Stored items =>

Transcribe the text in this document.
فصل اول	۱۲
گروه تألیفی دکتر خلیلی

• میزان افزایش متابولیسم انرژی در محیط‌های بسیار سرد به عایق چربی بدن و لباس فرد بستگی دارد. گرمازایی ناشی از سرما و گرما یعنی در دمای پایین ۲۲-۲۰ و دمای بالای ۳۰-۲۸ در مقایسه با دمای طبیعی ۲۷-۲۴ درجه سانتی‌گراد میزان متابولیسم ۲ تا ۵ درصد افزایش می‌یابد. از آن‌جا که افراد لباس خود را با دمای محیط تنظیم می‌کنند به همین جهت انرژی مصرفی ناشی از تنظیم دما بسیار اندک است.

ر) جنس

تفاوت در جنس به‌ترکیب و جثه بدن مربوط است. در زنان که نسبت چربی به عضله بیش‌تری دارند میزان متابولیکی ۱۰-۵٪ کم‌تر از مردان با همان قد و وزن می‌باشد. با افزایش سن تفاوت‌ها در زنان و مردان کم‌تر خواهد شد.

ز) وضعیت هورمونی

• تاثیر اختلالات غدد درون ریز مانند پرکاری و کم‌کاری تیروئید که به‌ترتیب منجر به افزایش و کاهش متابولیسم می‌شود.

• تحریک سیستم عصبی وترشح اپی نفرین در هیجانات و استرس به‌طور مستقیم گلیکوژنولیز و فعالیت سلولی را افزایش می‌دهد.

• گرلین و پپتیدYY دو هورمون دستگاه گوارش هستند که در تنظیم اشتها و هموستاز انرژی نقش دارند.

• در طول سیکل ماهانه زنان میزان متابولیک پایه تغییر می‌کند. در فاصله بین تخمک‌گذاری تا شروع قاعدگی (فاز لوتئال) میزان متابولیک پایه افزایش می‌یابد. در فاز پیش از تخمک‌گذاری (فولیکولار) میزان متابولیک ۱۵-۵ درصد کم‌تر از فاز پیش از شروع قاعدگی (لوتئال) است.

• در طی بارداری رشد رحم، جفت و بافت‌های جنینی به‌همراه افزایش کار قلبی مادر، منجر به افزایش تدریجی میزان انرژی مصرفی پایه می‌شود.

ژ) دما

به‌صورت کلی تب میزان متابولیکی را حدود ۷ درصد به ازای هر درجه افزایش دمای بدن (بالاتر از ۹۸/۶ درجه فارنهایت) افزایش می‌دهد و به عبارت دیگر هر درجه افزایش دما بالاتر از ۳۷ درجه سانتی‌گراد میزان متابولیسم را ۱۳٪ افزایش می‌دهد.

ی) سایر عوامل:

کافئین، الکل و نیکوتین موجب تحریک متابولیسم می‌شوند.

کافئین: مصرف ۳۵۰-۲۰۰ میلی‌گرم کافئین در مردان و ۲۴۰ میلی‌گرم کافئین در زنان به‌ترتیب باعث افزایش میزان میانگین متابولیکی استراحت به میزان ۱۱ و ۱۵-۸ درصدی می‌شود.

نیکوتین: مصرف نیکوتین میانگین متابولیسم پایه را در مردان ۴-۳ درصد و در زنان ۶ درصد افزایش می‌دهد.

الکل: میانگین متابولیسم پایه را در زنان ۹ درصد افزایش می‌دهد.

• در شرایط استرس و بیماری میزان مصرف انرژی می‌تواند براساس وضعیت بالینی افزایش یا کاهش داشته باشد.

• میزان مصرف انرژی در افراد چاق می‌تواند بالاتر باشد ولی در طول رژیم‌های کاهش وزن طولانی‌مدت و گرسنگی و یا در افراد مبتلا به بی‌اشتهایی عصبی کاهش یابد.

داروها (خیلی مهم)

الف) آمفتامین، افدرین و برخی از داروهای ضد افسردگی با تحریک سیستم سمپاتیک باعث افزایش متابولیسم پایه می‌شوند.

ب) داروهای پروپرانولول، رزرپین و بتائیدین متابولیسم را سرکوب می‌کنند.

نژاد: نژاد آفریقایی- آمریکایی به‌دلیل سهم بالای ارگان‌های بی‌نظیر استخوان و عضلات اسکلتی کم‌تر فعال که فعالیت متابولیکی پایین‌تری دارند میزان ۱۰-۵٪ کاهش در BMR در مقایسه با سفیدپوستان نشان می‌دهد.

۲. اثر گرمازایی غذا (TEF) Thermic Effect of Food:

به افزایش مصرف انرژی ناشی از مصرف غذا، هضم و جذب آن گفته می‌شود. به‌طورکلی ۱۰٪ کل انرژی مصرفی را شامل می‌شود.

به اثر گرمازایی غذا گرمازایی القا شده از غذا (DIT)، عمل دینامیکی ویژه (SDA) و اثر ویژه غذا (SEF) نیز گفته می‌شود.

Written instruction => Pull out every line of the records above that contains the word "استرس".

Full answer =>
• تحریک سیستم عصبی وترشح اپی نفرین در هیجانات و استرس به‌طور مستقیم گلیکوژنولیز و فعالیت سلولی را افزایش می‌دهد.
• در شرایط استرس و بیماری میزان مصرف انرژی می‌تواند براساس وضعیت بالینی افزایش یا کاهش داشته باشد.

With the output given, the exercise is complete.